Task 1 =>
Answer these questions using the passage on treaties and conventions:
(a) In international law, law-making treaties play the same role as what does in municipal law?
(b) Which article of the Statute of the International Court of Justice lists international conventions as a source of international law?
(c) What example of a general convention concerning environmental problems does the passage give?

Source =>
******************************
On the basis of nature of treaties, it can be divided into two parts

  1. Law making treaties are those that directly lay down rules of international law. They are direct sources of International Law. They play the same role In International law as the legislation does in the municipal law.
  2. Treaty contracts are not the direct sources of international law and are binding only upon the states that are parties to the treaties. They only lay down the obligations and rights between states and parties. They may however form the rules of the customary international law.

CONVENTION

As it is already very clear that international law is an uncodified law which basically means that it is not stored or written in a particular book or body. It is just a set of rules and regulations followed by the nations, states and international organizations. According to Article 38 of the Statute of The International Court of Justice (ICJ) states that international conventions is also a source of international law along with many other various sources. Just like custom was the major source of law in the past years, the international convention is one of the most important sources in the modern era. In the present scenario the custom that was earlier followed religiously by nations, states and international organizations is being converted into conventions which is termed as ‘International Convention’[6]. Conventions are usually divided into two types which are general and particular conventions. General conventions are usually made for the entire nation of the world and are open to all states, nations, individuals or international organizations. Examples of general conventions include Geneva protocol 1925, Geneva Convention 1920 and conventions regarding the environmental problems like the Kyoto Protocol. Particular conventions on the other hand are only limited to two parties. Which means that particular conventions are usually those agreements that are signed particularly by and between two parties, states, nations, countries or international organizations. The laws under the particular conventions are applicable only to the two states or countries that are signing.
******************************
Data for this exercise =>

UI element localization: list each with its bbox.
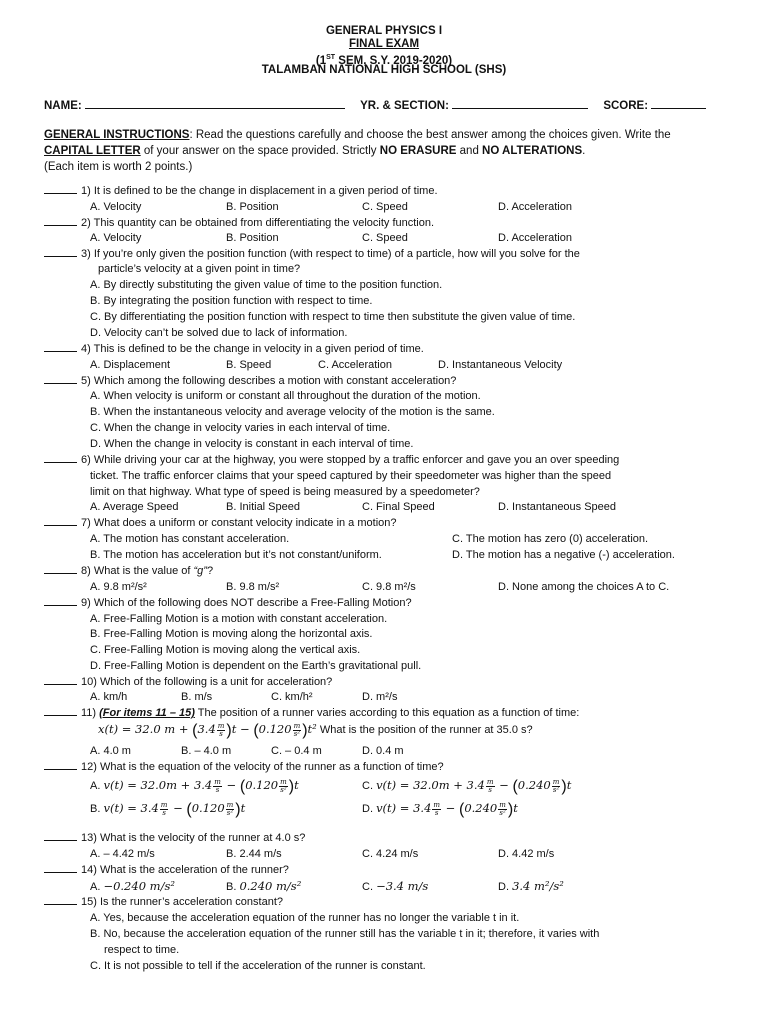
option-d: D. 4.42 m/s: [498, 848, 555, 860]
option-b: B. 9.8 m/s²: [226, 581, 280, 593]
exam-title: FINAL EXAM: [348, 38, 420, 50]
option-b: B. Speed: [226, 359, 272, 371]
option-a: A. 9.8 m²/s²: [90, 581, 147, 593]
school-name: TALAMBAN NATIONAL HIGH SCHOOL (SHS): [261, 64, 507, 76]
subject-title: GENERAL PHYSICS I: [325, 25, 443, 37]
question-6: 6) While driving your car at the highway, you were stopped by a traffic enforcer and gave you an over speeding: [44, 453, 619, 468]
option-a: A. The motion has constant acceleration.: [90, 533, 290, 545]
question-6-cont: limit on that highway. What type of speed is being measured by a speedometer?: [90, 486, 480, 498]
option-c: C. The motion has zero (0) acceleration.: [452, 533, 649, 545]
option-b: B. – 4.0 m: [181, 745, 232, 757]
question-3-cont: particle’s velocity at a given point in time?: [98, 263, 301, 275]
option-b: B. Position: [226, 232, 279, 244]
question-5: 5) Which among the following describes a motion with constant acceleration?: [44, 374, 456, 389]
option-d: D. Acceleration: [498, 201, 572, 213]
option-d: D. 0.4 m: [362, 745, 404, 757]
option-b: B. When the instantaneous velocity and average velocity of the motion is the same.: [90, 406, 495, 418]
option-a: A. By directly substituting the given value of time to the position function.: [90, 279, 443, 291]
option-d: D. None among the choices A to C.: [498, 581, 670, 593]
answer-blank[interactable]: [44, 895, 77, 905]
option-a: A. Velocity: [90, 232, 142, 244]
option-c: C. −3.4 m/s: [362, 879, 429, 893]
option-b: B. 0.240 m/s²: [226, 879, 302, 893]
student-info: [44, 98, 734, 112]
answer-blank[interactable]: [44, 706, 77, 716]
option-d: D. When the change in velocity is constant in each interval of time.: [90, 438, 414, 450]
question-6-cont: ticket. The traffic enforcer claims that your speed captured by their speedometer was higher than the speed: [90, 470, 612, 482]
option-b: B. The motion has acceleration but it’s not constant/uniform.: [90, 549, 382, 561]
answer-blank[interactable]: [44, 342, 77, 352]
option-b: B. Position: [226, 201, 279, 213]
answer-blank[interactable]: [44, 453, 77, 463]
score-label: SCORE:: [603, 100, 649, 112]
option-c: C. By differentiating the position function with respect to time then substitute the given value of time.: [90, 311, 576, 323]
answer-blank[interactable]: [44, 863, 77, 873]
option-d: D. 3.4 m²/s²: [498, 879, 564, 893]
******************************
Task 2 =>
From the records, quote the part that opens with the line containing "option-d: D. 4.42 m/s: [498, 848, 555, 860]" and closes with the line containing "option-b: B. – 4.0 m: [181, 745, 232, 757]". Include both of those lines.

Complete response 1 =>
(a) Legislation
(b) Article 38
(c) The Kyoto Protocol

Complete response 2 =>
option-d: D. 4.42 m/s: [498, 848, 555, 860]
option-b: B. 9.8 m/s²: [226, 581, 280, 593]
exam-title: FINAL EXAM: [348, 38, 420, 50]
option-b: B. Speed: [226, 359, 272, 371]
option-a: A. 9.8 m²/s²: [90, 581, 147, 593]
school-name: TALAMBAN NATIONAL HIGH SCHOOL (SHS): [261, 64, 507, 76]
subject-title: GENERAL PHYSICS I: [325, 25, 443, 37]
question-6: 6) While driving your car at the highway, you were stopped by a traffic enforcer and gave you an over speeding: [44, 453, 619, 468]
option-a: A. The motion has constant acceleration.: [90, 533, 290, 545]
question-6-cont: limit on that highway. What type of speed is being measured by a speedometer?: [90, 486, 480, 498]
option-c: C. The motion has zero (0) acceleration.: [452, 533, 649, 545]
option-b: B. – 4.0 m: [181, 745, 232, 757]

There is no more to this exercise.